## Problem
Lines containing the word "kondensatory" are to be counted; state their number and nothing further.

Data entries
● ● ●
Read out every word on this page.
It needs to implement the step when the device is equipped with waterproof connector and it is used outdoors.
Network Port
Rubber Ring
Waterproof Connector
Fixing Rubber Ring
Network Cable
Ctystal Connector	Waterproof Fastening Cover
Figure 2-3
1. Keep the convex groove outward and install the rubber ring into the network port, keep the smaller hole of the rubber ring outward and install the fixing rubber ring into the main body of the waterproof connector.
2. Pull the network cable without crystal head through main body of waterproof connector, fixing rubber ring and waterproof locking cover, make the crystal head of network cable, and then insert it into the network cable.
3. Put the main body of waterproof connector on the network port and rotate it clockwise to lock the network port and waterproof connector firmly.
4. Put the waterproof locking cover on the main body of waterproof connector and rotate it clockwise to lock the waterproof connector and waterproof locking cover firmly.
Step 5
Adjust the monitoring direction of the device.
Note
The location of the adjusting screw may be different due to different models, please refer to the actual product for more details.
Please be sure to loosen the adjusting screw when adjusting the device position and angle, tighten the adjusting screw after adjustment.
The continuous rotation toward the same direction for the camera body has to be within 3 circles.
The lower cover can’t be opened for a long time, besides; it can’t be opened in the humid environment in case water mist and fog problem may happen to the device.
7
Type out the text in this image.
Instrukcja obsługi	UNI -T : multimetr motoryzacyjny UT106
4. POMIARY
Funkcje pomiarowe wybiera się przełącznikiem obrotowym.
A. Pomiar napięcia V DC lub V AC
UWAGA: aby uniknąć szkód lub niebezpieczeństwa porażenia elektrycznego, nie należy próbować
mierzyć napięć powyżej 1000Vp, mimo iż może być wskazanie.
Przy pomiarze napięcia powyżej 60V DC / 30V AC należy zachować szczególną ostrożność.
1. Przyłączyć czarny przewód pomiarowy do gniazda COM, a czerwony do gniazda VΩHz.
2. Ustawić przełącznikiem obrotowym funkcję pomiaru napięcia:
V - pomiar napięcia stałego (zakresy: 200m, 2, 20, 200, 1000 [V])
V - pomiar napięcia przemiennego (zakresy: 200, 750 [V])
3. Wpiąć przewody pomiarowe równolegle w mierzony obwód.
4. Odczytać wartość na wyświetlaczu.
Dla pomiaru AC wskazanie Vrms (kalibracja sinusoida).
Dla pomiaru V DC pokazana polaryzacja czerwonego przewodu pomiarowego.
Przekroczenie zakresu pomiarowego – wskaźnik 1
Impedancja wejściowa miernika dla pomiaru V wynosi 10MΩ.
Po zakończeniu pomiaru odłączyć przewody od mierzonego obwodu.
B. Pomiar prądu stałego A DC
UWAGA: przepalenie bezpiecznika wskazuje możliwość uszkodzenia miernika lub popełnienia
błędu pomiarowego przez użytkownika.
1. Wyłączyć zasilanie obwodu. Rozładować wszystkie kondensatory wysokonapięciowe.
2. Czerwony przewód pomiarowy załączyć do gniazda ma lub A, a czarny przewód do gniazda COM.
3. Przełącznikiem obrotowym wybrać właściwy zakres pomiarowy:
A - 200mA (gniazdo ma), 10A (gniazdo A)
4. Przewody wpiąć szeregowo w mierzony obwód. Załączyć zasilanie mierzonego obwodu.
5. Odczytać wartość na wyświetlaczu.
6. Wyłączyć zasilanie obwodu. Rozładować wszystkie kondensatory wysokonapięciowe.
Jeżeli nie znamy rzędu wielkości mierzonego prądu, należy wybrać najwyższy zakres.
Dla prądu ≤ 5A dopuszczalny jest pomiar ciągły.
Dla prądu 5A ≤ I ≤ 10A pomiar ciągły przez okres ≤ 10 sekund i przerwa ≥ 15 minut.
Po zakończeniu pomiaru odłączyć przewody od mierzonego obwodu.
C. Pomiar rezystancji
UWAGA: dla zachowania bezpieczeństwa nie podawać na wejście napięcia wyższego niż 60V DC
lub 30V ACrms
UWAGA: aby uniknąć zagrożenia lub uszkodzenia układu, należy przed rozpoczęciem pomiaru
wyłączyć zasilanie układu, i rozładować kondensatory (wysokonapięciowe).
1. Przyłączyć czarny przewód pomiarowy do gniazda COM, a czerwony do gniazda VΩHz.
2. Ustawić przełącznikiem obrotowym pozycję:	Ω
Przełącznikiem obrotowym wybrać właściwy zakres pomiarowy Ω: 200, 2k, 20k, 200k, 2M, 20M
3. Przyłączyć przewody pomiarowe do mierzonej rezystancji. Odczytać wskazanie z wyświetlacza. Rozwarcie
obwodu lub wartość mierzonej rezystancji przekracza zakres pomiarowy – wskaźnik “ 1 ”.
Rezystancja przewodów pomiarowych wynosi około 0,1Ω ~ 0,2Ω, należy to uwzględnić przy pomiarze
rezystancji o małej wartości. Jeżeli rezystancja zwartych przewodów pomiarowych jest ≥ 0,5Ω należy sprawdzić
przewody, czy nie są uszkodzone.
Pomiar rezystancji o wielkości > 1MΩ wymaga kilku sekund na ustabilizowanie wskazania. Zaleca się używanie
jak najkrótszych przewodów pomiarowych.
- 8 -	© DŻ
● ● ●
## Solution to this exercise
3